**PROMPT**
All the data must come back unchanged, except that pictures are left out.

**TASK DATA**

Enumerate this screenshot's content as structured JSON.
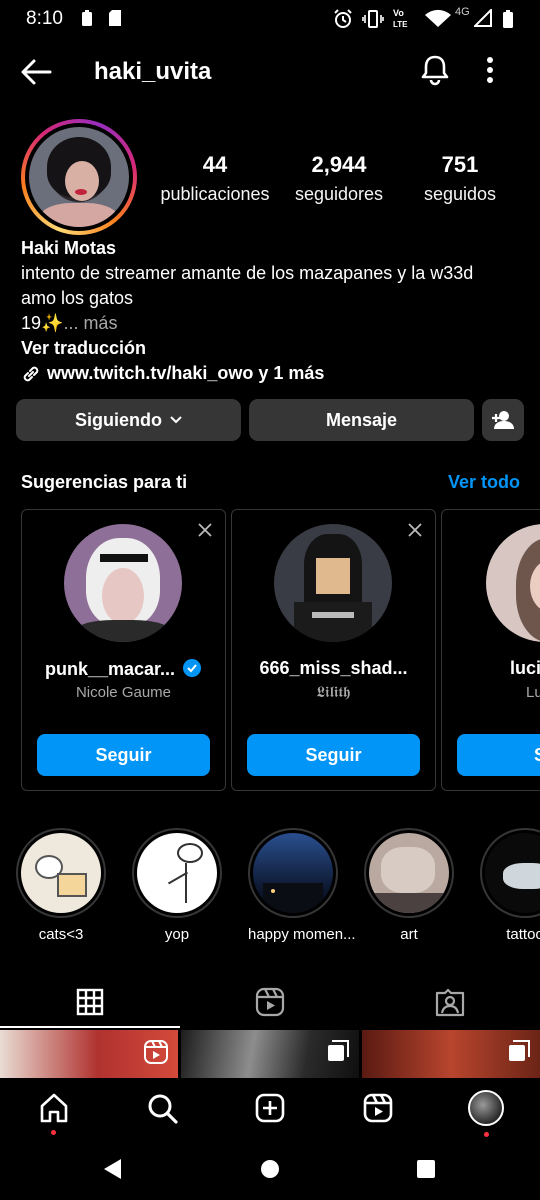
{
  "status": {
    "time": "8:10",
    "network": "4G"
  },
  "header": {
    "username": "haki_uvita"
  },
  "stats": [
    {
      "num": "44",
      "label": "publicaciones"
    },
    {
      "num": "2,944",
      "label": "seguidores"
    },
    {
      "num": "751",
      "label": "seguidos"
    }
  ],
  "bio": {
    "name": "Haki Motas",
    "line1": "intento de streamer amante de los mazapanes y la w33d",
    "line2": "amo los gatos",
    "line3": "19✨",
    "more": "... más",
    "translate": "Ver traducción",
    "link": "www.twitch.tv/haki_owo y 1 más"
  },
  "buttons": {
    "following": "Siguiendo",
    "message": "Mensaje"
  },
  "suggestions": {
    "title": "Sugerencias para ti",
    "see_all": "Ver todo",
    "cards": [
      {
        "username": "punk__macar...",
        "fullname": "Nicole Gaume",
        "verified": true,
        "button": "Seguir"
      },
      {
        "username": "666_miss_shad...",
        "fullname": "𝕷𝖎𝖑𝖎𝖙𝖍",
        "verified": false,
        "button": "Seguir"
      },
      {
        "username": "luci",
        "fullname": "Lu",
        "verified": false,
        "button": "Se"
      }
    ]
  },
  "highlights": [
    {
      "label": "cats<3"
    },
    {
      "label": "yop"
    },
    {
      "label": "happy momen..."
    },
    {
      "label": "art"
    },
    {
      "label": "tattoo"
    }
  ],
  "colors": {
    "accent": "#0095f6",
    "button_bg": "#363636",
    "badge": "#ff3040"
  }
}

**FULL SOLUTION**
Enumerate this screenshot's content as structured JSON.
{
  "status": {
    "time": "8:10",
    "network": "4G"
  },
  "header": {
    "username": "haki_uvita"
  },
  "stats": [
    {
      "num": "44",
      "label": "publicaciones"
    },
    {
      "num": "2,944",
      "label": "seguidores"
    },
    {
      "num": "751",
      "label": "seguidos"
    }
  ],
  "bio": {
    "name": "Haki Motas",
    "line1": "intento de streamer amante de los mazapanes y la w33d",
    "line2": "amo los gatos",
    "line3": "19✨",
    "more": "... más",
    "translate": "Ver traducción",
    "link": "www.twitch.tv/haki_owo y 1 más"
  },
  "buttons": {
    "following": "Siguiendo",
    "message": "Mensaje"
  },
  "suggestions": {
    "title": "Sugerencias para ti",
    "see_all": "Ver todo",
    "cards": [
      {
        "username": "punk__macar...",
        "fullname": "Nicole Gaume",
        "verified": true,
        "button": "Seguir"
      },
      {
        "username": "666_miss_shad...",
        "fullname": "𝕷𝖎𝖑𝖎𝖙𝖍",
        "verified": false,
        "button": "Seguir"
      },
      {
        "username": "luci",
        "fullname": "Lu",
        "verified": false,
        "button": "Se"
      }
    ]
  },
  "highlights": [
    {
      "label": "cats<3"
    },
    {
      "label": "yop"
    },
    {
      "label": "happy momen..."
    },
    {
      "label": "art"
    },
    {
      "label": "tattoo"
    }
  ],
  "colors": {
    "accent": "#0095f6",
    "button_bg": "#363636",
    "badge": "#ff3040"
  }
}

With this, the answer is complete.